▶ Task brief:
Starting at the line that contains "263, 222, 277]" and ending at the line that contains "234, 276, 249]", rewrite the data with "staticText" changed to "label" and nothing else altered. Return only those lines.

--------------------

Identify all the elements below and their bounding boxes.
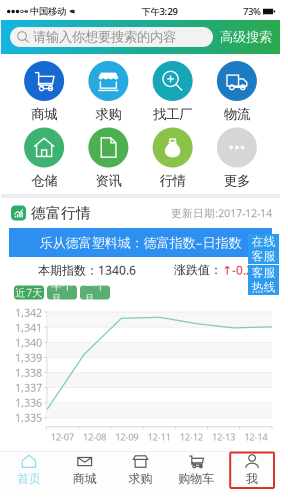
staticText: 涨跌值：	[174, 263, 222, 277]
button[interactable]: 商城	[12, 61, 76, 122]
staticText: 12-11	[148, 431, 170, 443]
staticText: 客服	[252, 265, 276, 280]
button[interactable]: 更多	[205, 128, 269, 189]
staticText: 首页	[17, 471, 41, 486]
button[interactable]: 高级搜索	[220, 29, 272, 45]
staticText: 1,341	[15, 320, 42, 335]
staticText: 12-12	[180, 431, 203, 443]
staticText: 1,338	[15, 365, 42, 380]
staticText: 资讯	[95, 172, 121, 189]
button[interactable]: 仓储	[12, 128, 76, 189]
staticText: 购物车	[178, 471, 214, 486]
button[interactable]: 请输入你想要搜索的内容	[10, 27, 213, 47]
staticText: 中国移动	[30, 6, 66, 17]
button[interactable]: 近7天	[14, 286, 44, 300]
staticText: 行情	[160, 172, 186, 189]
staticText: 12-07	[51, 431, 74, 443]
staticText: 半个月	[51, 279, 73, 306]
button[interactable]: 找工厂	[140, 61, 205, 122]
staticText: 1,340	[15, 335, 42, 350]
staticText: 1,336	[15, 395, 42, 410]
staticText: 本期指数：1340.6	[38, 262, 136, 278]
staticText: 物流	[224, 106, 250, 122]
button[interactable]: 一个月	[80, 286, 110, 300]
staticText: 找工厂	[153, 106, 192, 122]
staticText: 在线	[252, 234, 276, 249]
staticText: 1,339	[15, 350, 42, 365]
button[interactable]: 在线	[248, 234, 279, 264]
button[interactable]: 行情	[140, 128, 205, 189]
button[interactable]: 求购	[113, 452, 168, 489]
staticText: 1,335	[15, 410, 42, 425]
staticText: 12-08	[83, 431, 106, 443]
staticText: 更新日期:2017-12-14	[171, 206, 272, 220]
staticText: 一个月	[84, 279, 106, 306]
button[interactable]: 求购	[76, 61, 140, 122]
staticText: 商城	[73, 471, 97, 486]
button[interactable]: 物流	[205, 61, 269, 122]
staticText: 乐从德富塑料城：德富指数–日指数	[40, 234, 242, 251]
button[interactable]: 我	[224, 452, 280, 489]
button[interactable]: 半个月	[47, 286, 77, 300]
staticText: 12-13	[212, 431, 235, 443]
button[interactable]: 首页	[1, 452, 57, 489]
button[interactable]: 购物车	[168, 452, 224, 489]
staticText: 近7天	[15, 285, 43, 300]
staticText: 更多	[224, 172, 250, 189]
staticText: 我	[246, 471, 258, 486]
staticText: 73%	[243, 5, 261, 18]
staticText: 求购	[128, 471, 152, 486]
staticText: 客服	[252, 249, 276, 264]
staticText: ↑-0.21	[222, 262, 260, 278]
staticText: 高级搜索	[220, 29, 272, 45]
button[interactable]: 客服	[248, 265, 279, 295]
staticText: 1,342	[15, 305, 42, 320]
staticText: 德富行情	[31, 204, 91, 222]
staticText: 商城	[31, 106, 57, 122]
staticText: 下午3:29	[142, 5, 178, 18]
staticText: 热线	[252, 280, 276, 295]
staticText: 12-09	[115, 431, 138, 443]
button[interactable]: 商城	[57, 452, 113, 489]
staticText: 请输入你想要搜索的内容	[33, 29, 176, 45]
button[interactable]: 资讯	[76, 128, 140, 189]
staticText: 1,337	[15, 380, 42, 395]
staticText: 仓储	[31, 172, 57, 189]
staticText: 求购	[95, 106, 121, 122]
staticText: 12-14	[244, 431, 267, 443]
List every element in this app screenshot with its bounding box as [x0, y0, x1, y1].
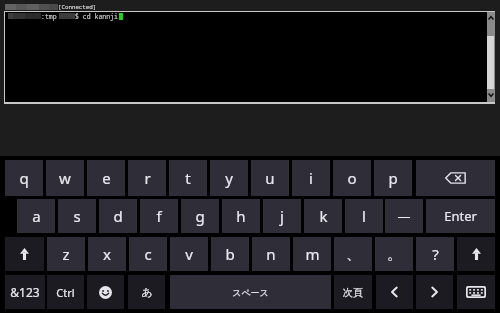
- button[interactable]: b: [211, 237, 249, 271]
- button[interactable]: Emoji: [87, 275, 124, 309]
- staticText: l: [362, 206, 366, 226]
- button[interactable]: y: [210, 160, 248, 196]
- staticText: h: [236, 206, 246, 226]
- button[interactable]: Enter: [426, 199, 495, 233]
- button[interactable]: e: [87, 160, 125, 196]
- button[interactable]: z: [47, 237, 85, 271]
- button[interactable]: v: [170, 237, 208, 271]
- staticText: ?: [432, 244, 439, 264]
- button[interactable]: Ctrl: [47, 275, 84, 309]
- button[interactable]: Shift: [5, 237, 44, 271]
- staticText: &123: [10, 284, 40, 300]
- staticText: 次頁: [343, 286, 363, 299]
- button[interactable]: q: [5, 160, 43, 196]
- staticText: n: [266, 244, 276, 264]
- staticText: f: [156, 206, 162, 226]
- staticText: [Connected]: [58, 3, 97, 11]
- button[interactable]: j: [263, 199, 301, 233]
- button[interactable]: Next: [416, 275, 453, 309]
- button[interactable]: c: [129, 237, 167, 271]
- staticText: b: [225, 244, 235, 264]
- staticText: g: [195, 206, 205, 226]
- staticText: y: [225, 168, 233, 188]
- button[interactable]: t: [169, 160, 207, 196]
- staticText: e: [102, 168, 111, 188]
- button[interactable]: r: [128, 160, 166, 196]
- button[interactable]: Hide keyboard: [457, 275, 495, 309]
- button[interactable]: Shift: [457, 237, 495, 271]
- button[interactable]: a: [17, 199, 55, 233]
- staticText: —: [397, 207, 411, 225]
- button[interactable]: 、: [334, 237, 372, 271]
- staticText: v: [185, 244, 193, 264]
- button[interactable]: h: [222, 199, 260, 233]
- button[interactable]: Previous: [376, 275, 413, 309]
- staticText: Enter: [444, 207, 477, 225]
- button[interactable]: 。: [375, 237, 413, 271]
- staticText: z: [62, 244, 70, 264]
- staticText: j: [280, 206, 284, 226]
- button[interactable]: i: [292, 160, 330, 196]
- staticText: 。: [387, 245, 402, 264]
- staticText: m: [305, 244, 320, 264]
- staticText: p: [388, 168, 398, 188]
- staticText: あ: [141, 285, 153, 299]
- button[interactable]: u: [251, 160, 289, 196]
- button[interactable]: m: [293, 237, 331, 271]
- button[interactable]: p: [374, 160, 412, 196]
- staticText: c: [144, 244, 152, 264]
- staticText: :tmp: [41, 12, 57, 21]
- staticText: 、: [346, 245, 361, 264]
- staticText: $ cd kannji: [75, 12, 118, 21]
- button[interactable]: Backspace: [416, 160, 495, 196]
- staticText: u: [265, 168, 275, 188]
- staticText: x: [103, 244, 111, 264]
- button[interactable]: Scroll up: [487, 12, 495, 24]
- staticText: r: [144, 168, 151, 188]
- staticText: o: [347, 168, 357, 188]
- button[interactable]: n: [252, 237, 290, 271]
- staticText: w: [59, 168, 71, 188]
- button[interactable]: l: [345, 199, 383, 233]
- button[interactable]: Scroll down: [487, 89, 495, 100]
- staticText: スペース: [232, 287, 269, 298]
- staticText: s: [73, 206, 81, 226]
- staticText: d: [113, 206, 123, 226]
- button[interactable]: x: [88, 237, 126, 271]
- staticText: q: [19, 168, 29, 188]
- button[interactable]: f: [140, 199, 178, 233]
- button[interactable]: あ: [128, 275, 165, 309]
- staticText: k: [319, 206, 328, 226]
- button[interactable]: スペース: [170, 275, 331, 309]
- button[interactable]: o: [333, 160, 371, 196]
- button[interactable]: 次頁: [334, 275, 372, 309]
- staticText: a: [32, 206, 41, 226]
- button[interactable]: s: [58, 199, 96, 233]
- button[interactable]: w: [46, 160, 84, 196]
- button[interactable]: &123: [5, 275, 45, 309]
- button[interactable]: —: [385, 199, 423, 233]
- button[interactable]: d: [99, 199, 137, 233]
- button[interactable]: ?: [416, 237, 454, 271]
- staticText: Ctrl: [56, 285, 75, 300]
- button[interactable]: k: [304, 199, 342, 233]
- staticText: t: [185, 168, 191, 188]
- button[interactable]: g: [181, 199, 219, 233]
- staticText: i: [309, 168, 313, 188]
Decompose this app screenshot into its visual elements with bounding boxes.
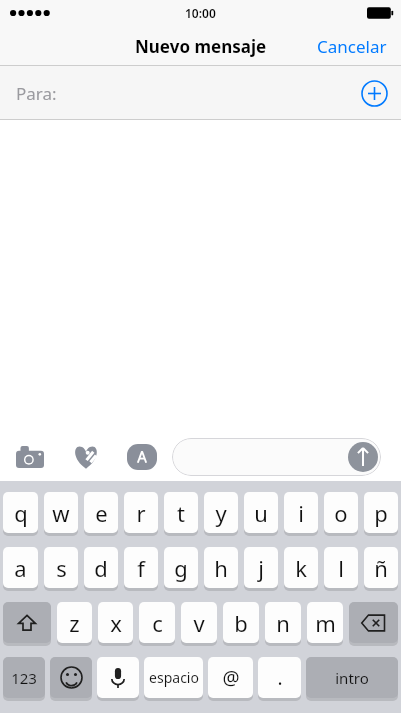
staticText: v	[193, 608, 205, 638]
staticText: Cancelar	[317, 35, 387, 58]
staticText: m	[315, 608, 336, 638]
button[interactable]: w	[44, 492, 78, 533]
button[interactable]: z	[57, 602, 92, 643]
button[interactable]: i	[284, 492, 318, 533]
button[interactable]: f	[124, 547, 158, 588]
staticText: x	[110, 608, 122, 638]
button[interactable]: u	[244, 492, 278, 533]
button[interactable]: q	[3, 492, 38, 533]
staticText: z	[69, 608, 80, 638]
button[interactable]: Enviar	[172, 438, 381, 476]
button[interactable]: Emoji	[50, 657, 92, 698]
staticText: c	[152, 608, 163, 638]
button[interactable]: Cámara	[14, 441, 46, 473]
button[interactable]: l	[324, 547, 358, 588]
button[interactable]: v	[181, 602, 217, 643]
staticText: Nuevo mensaje	[135, 35, 267, 58]
staticText: j	[258, 553, 264, 583]
staticText: ñ	[374, 553, 388, 583]
staticText: f	[137, 553, 145, 583]
button[interactable]: k	[284, 547, 318, 588]
button[interactable]: j	[244, 547, 278, 588]
button[interactable]: m	[307, 602, 343, 643]
staticText: y	[215, 498, 227, 528]
button[interactable]: e	[84, 492, 118, 533]
staticText: k	[295, 553, 307, 583]
staticText: t	[177, 498, 185, 528]
staticText: 10:00	[185, 5, 216, 21]
button[interactable]: 123	[3, 657, 45, 698]
button[interactable]: h	[204, 547, 238, 588]
button[interactable]: Borrar	[349, 602, 398, 643]
button[interactable]: n	[265, 602, 301, 643]
staticText: n	[276, 608, 290, 638]
button[interactable]: espacio	[144, 657, 203, 698]
staticText: l	[338, 553, 344, 583]
button[interactable]: b	[223, 602, 259, 643]
button[interactable]: @	[208, 657, 253, 698]
staticText: a	[14, 553, 27, 583]
button[interactable]: Añadir contacto	[359, 78, 389, 108]
staticText: r	[136, 498, 146, 528]
button[interactable]: r	[124, 492, 158, 533]
button[interactable]: Cancelar	[303, 27, 401, 66]
button[interactable]: intro	[306, 657, 398, 698]
staticText: i	[298, 498, 304, 528]
button[interactable]: Mayúsculas	[3, 602, 51, 643]
button[interactable]: Dictado	[97, 657, 139, 698]
button[interactable]: a	[3, 547, 38, 588]
staticText: @	[222, 665, 240, 691]
button[interactable]: ñ	[364, 547, 398, 588]
staticText: g	[174, 553, 188, 583]
staticText: p	[374, 498, 388, 528]
staticText: Para:	[16, 82, 57, 105]
button[interactable]: c	[139, 602, 175, 643]
staticText: intro	[335, 668, 369, 688]
staticText: d	[94, 553, 108, 583]
button[interactable]: .	[258, 657, 301, 698]
staticText: b	[234, 608, 248, 638]
button[interactable]: p	[364, 492, 398, 533]
button[interactable]: d	[84, 547, 118, 588]
button[interactable]: g	[164, 547, 198, 588]
staticText: 123	[11, 668, 37, 688]
staticText: espacio	[149, 668, 199, 687]
staticText: .	[277, 665, 283, 691]
staticText: e	[95, 498, 108, 528]
button[interactable]: y	[204, 492, 238, 533]
staticText: w	[52, 498, 70, 528]
staticText: u	[254, 498, 268, 528]
button[interactable]: Enviar	[348, 442, 378, 472]
button[interactable]: o	[324, 492, 358, 533]
button[interactable]: Digital Touch	[70, 441, 102, 473]
button[interactable]: App Store	[126, 441, 158, 473]
staticText: h	[214, 553, 228, 583]
staticText: o	[334, 498, 348, 528]
staticText: q	[14, 498, 28, 528]
button[interactable]: t	[164, 492, 198, 533]
button[interactable]: s	[44, 547, 78, 588]
staticText: s	[56, 553, 67, 583]
button[interactable]: x	[98, 602, 133, 643]
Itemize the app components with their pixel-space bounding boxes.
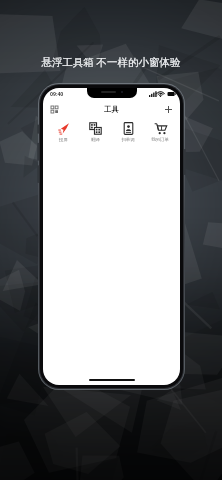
button[interactable]: 翻译 — [80, 121, 110, 144]
button[interactable]: 投屏 — [48, 121, 78, 144]
staticText: 翻译 — [91, 137, 100, 143]
staticText: 投屏 — [59, 137, 68, 143]
button[interactable]: 扫单词 — [113, 121, 143, 144]
staticText: 悬浮工具箱 不一样的小窗体验 — [41, 55, 181, 69]
staticText: 我的订单 — [151, 137, 169, 143]
button[interactable]: 添加 — [162, 103, 175, 116]
button[interactable]: 分类 — [48, 103, 61, 116]
staticText: 工具 — [104, 105, 119, 114]
button[interactable]: 我的订单 — [145, 121, 175, 144]
staticText: 09:40 — [50, 90, 64, 97]
staticText: 扫单词 — [121, 137, 135, 143]
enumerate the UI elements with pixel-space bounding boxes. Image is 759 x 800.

--------------------

▶ Reply:
label: 涨跌值：	[174, 263, 222, 277]
button[interactable]: 商城	[12, 61, 76, 122]
label: 12-11	[148, 431, 170, 443]
label: 客服	[252, 265, 276, 280]
button[interactable]: 更多	[205, 128, 269, 189]
label: 首页	[17, 471, 41, 486]
button[interactable]: 高级搜索	[220, 29, 272, 45]
label: 1,341	[15, 320, 42, 335]
label: 12-12	[180, 431, 203, 443]
label: 1,338	[15, 365, 42, 380]
label: 资讯	[95, 172, 121, 189]
button[interactable]: 仓储	[12, 128, 76, 189]
label: 购物车	[178, 471, 214, 486]
button[interactable]: 请输入你想要搜索的内容	[10, 27, 213, 47]
label: 中国移动	[30, 6, 66, 17]
button[interactable]: 近7天	[14, 286, 44, 300]
label: 行情	[160, 172, 186, 189]
label: 12-07	[51, 431, 74, 443]
label: 半个月	[51, 279, 73, 306]
button[interactable]: 找工厂	[140, 61, 205, 122]
label: 1,340	[15, 335, 42, 350]
label: 1,336	[15, 395, 42, 410]
label: 本期指数：1340.6	[38, 262, 136, 278]
label: 物流	[224, 106, 250, 122]
button[interactable]: 一个月	[80, 286, 110, 300]
label: 找工厂	[153, 106, 192, 122]
label: 在线	[252, 234, 276, 249]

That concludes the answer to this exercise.